> WHAT THE TASK ASKS
Retype all material exactly. Pictures stay out of the copy.

_ _ _

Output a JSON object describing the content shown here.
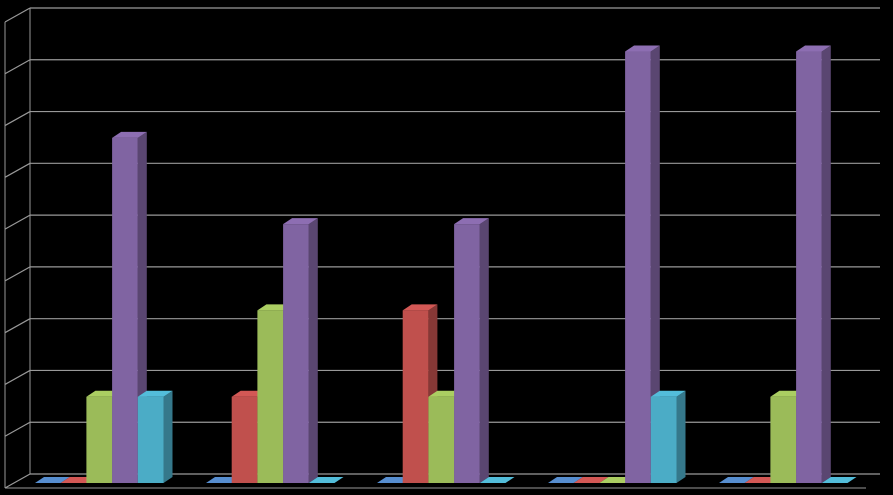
{
  "chart_data": {
    "type": "bar3d",
    "categories": [
      null,
      null,
      null,
      null,
      null
    ],
    "series": [
      {
        "color": "#4f81bd",
        "values": [
          0,
          0,
          0,
          0,
          0
        ]
      },
      {
        "color": "#c0504d",
        "values": [
          0,
          1,
          2,
          0,
          0
        ]
      },
      {
        "color": "#9bbb59",
        "values": [
          1,
          2,
          1,
          0,
          1
        ]
      },
      {
        "color": "#8064a2",
        "values": [
          4,
          3,
          3,
          5,
          5
        ]
      },
      {
        "color": "#4bacc6",
        "values": [
          1,
          0,
          0,
          1,
          0
        ]
      }
    ],
    "ylim": [
      0,
      5.4
    ],
    "yticks": [
      0,
      0.6,
      1.2,
      1.8,
      2.4,
      3,
      3.6,
      4.2,
      4.8,
      5.4
    ],
    "grid": true
  }
}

_ _ _

> FULL OUTPUT
Output a JSON object describing the content shown here.
{
  "chart_data": {
    "type": "bar3d",
    "categories": [
      null,
      null,
      null,
      null,
      null
    ],
    "series": [
      {
        "color": "#4f81bd",
        "values": [
          0,
          0,
          0,
          0,
          0
        ]
      },
      {
        "color": "#c0504d",
        "values": [
          0,
          1,
          2,
          0,
          0
        ]
      },
      {
        "color": "#9bbb59",
        "values": [
          1,
          2,
          1,
          0,
          1
        ]
      },
      {
        "color": "#8064a2",
        "values": [
          4,
          3,
          3,
          5,
          5
        ]
      },
      {
        "color": "#4bacc6",
        "values": [
          1,
          0,
          0,
          1,
          0
        ]
      }
    ],
    "ylim": [
      0,
      5.4
    ],
    "yticks": [
      0,
      0.6,
      1.2,
      1.8,
      2.4,
      3,
      3.6,
      4.2,
      4.8,
      5.4
    ],
    "grid": true
  }
}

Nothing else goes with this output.